Repeat each entry as written, dropping any picture you find.

**** DATA FOR THIS TASK ****

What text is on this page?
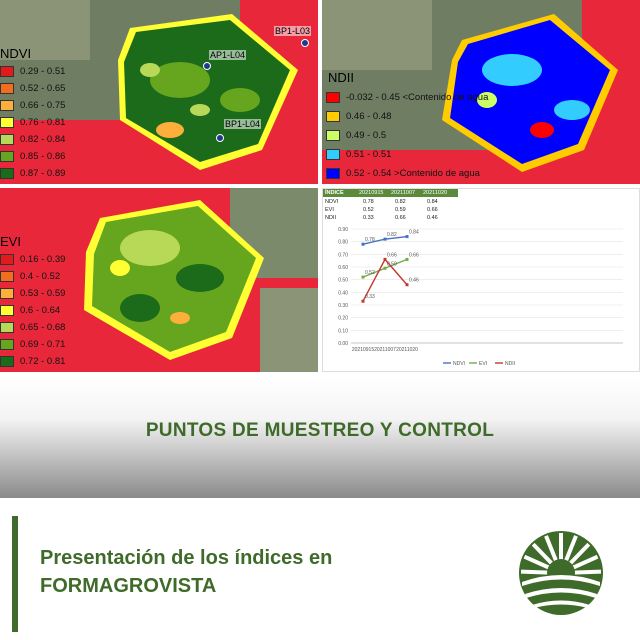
NDVI
0.29 - 0.51
0.52 - 0.65
0.66 - 0.75
0.76 - 0.81
0.82 - 0.84
0.85 - 0.86
0.87 - 0.89
AP1-L04
BP1-L04
BP1-L03
NDII
-0.032 - 0.45 <Contenido de agua
0.46 - 0.48
0.49 - 0.5
0.51 - 0.51
0.52 - 0.54 >Contenido de agua
EVI
0.16 - 0.39
0.4 - 0.52
0.53 - 0.59
0.6 - 0.64
0.65 - 0.68
0.69 - 0.71
0.72 - 0.81
ÍNDICE	20210915 20211007 20211020
NDVI	0.78	0.82	0.84
EVI	0.52	0.59	0.66
NDII	0.33	0.66	0.46
0.00
0.10
0.20
0.30
0.40
0.50
0.60
0.70
0.80
0.90
20210915 20211007 20211020
0.78
0.82 0.84
0.52
0.59
0.66
0.33
0.66
0.46
NDVI	EVI	NDII
PUNTOS DE MUESTREO Y CONTROL
Presentación de los índices en
FORMAGROVISTA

****

**IN RESPONSE:**
What text is on this page?
NDVI
0.29 - 0.51
0.52 - 0.65
0.66 - 0.75
0.76 - 0.81
0.82 - 0.84
0.85 - 0.86
0.87 - 0.89
AP1-L04
BP1-L04
BP1-L03
NDII
-0.032 - 0.45 <Contenido de agua
0.46 - 0.48
0.49 - 0.5
0.51 - 0.51
0.52 - 0.54 >Contenido de agua
EVI
0.16 - 0.39
0.4 - 0.52
0.53 - 0.59
0.6 - 0.64
0.65 - 0.68
0.69 - 0.71
0.72 - 0.81
ÍNDICE	20210915 20211007 20211020
NDVI	0.78	0.82	0.84
EVI	0.52	0.59	0.66
NDII	0.33	0.66	0.46
0.00
0.10
0.20
0.30
0.40
0.50
0.60
0.70
0.80
0.90
20210915 20211007 20211020
0.78
0.82 0.84
0.52
0.59
0.66
0.33
0.66
0.46
NDVI	EVI	NDII
PUNTOS DE MUESTREO Y CONTROL
Presentación de los índices en
FORMAGROVISTA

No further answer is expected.